• [Aim of the exercise]:
Can you output the records below exactly as they are written?

start Recorded data

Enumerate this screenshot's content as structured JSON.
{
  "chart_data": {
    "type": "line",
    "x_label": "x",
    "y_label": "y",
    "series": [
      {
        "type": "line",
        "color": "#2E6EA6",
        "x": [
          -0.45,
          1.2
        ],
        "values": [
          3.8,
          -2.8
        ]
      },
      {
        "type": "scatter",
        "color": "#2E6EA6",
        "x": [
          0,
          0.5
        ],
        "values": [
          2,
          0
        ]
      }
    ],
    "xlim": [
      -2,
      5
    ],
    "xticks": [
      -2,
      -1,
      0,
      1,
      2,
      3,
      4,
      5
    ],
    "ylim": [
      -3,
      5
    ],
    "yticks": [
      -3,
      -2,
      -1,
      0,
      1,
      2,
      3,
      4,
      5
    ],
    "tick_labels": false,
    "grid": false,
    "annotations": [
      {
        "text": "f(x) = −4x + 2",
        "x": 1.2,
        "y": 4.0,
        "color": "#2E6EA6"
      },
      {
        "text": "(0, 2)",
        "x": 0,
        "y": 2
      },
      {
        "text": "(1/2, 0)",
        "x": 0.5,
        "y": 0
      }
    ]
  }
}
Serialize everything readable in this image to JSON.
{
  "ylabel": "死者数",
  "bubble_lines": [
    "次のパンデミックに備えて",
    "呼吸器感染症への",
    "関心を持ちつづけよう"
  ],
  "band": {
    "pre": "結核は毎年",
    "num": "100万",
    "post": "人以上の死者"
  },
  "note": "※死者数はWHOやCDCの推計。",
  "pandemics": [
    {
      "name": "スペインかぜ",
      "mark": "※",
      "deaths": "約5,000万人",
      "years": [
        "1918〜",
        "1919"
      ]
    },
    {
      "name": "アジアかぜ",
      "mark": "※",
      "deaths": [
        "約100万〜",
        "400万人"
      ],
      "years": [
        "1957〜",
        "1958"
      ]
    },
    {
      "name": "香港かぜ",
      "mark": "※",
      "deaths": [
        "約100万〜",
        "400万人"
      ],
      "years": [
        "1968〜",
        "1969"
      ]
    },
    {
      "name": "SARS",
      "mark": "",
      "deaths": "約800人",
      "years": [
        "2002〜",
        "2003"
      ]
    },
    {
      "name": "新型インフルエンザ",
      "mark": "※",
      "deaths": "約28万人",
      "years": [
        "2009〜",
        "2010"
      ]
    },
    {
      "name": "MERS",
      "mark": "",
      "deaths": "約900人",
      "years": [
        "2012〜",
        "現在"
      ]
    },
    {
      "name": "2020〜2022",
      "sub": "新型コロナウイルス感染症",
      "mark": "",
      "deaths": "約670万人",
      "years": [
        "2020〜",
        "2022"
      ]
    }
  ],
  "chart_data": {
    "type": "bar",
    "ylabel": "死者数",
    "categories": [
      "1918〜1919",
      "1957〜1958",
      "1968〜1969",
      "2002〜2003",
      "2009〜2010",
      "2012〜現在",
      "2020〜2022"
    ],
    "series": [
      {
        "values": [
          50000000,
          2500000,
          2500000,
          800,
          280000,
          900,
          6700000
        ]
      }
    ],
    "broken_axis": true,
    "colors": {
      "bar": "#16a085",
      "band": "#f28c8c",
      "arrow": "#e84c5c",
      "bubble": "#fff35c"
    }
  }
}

end Recorded data

• [Reply to the exercise]:
Enumerate this screenshot's content as structured JSON.
{
  "chart_data": {
    "type": "line",
    "x_label": "x",
    "y_label": "y",
    "series": [
      {
        "type": "line",
        "color": "#2E6EA6",
        "x": [
          -0.45,
          1.2
        ],
        "values": [
          3.8,
          -2.8
        ]
      },
      {
        "type": "scatter",
        "color": "#2E6EA6",
        "x": [
          0,
          0.5
        ],
        "values": [
          2,
          0
        ]
      }
    ],
    "xlim": [
      -2,
      5
    ],
    "xticks": [
      -2,
      -1,
      0,
      1,
      2,
      3,
      4,
      5
    ],
    "ylim": [
      -3,
      5
    ],
    "yticks": [
      -3,
      -2,
      -1,
      0,
      1,
      2,
      3,
      4,
      5
    ],
    "tick_labels": false,
    "grid": false,
    "annotations": [
      {
        "text": "f(x) = −4x + 2",
        "x": 1.2,
        "y": 4.0,
        "color": "#2E6EA6"
      },
      {
        "text": "(0, 2)",
        "x": 0,
        "y": 2
      },
      {
        "text": "(1/2, 0)",
        "x": 0.5,
        "y": 0
      }
    ]
  }
}
Serialize everything readable in this image to JSON.
{
  "ylabel": "死者数",
  "bubble_lines": [
    "次のパンデミックに備えて",
    "呼吸器感染症への",
    "関心を持ちつづけよう"
  ],
  "band": {
    "pre": "結核は毎年",
    "num": "100万",
    "post": "人以上の死者"
  },
  "note": "※死者数はWHOやCDCの推計。",
  "pandemics": [
    {
      "name": "スペインかぜ",
      "mark": "※",
      "deaths": "約5,000万人",
      "years": [
        "1918〜",
        "1919"
      ]
    },
    {
      "name": "アジアかぜ",
      "mark": "※",
      "deaths": [
        "約100万〜",
        "400万人"
      ],
      "years": [
        "1957〜",
        "1958"
      ]
    },
    {
      "name": "香港かぜ",
      "mark": "※",
      "deaths": [
        "約100万〜",
        "400万人"
      ],
      "years": [
        "1968〜",
        "1969"
      ]
    },
    {
      "name": "SARS",
      "mark": "",
      "deaths": "約800人",
      "years": [
        "2002〜",
        "2003"
      ]
    },
    {
      "name": "新型インフルエンザ",
      "mark": "※",
      "deaths": "約28万人",
      "years": [
        "2009〜",
        "2010"
      ]
    },
    {
      "name": "MERS",
      "mark": "",
      "deaths": "約900人",
      "years": [
        "2012〜",
        "現在"
      ]
    },
    {
      "name": "2020〜2022",
      "sub": "新型コロナウイルス感染症",
      "mark": "",
      "deaths": "約670万人",
      "years": [
        "2020〜",
        "2022"
      ]
    }
  ],
  "chart_data": {
    "type": "bar",
    "ylabel": "死者数",
    "categories": [
      "1918〜1919",
      "1957〜1958",
      "1968〜1969",
      "2002〜2003",
      "2009〜2010",
      "2012〜現在",
      "2020〜2022"
    ],
    "series": [
      {
        "values": [
          50000000,
          2500000,
          2500000,
          800,
          280000,
          900,
          6700000
        ]
      }
    ],
    "broken_axis": true,
    "colors": {
      "bar": "#16a085",
      "band": "#f28c8c",
      "arrow": "#e84c5c",
      "bubble": "#fff35c"
    }
  }
}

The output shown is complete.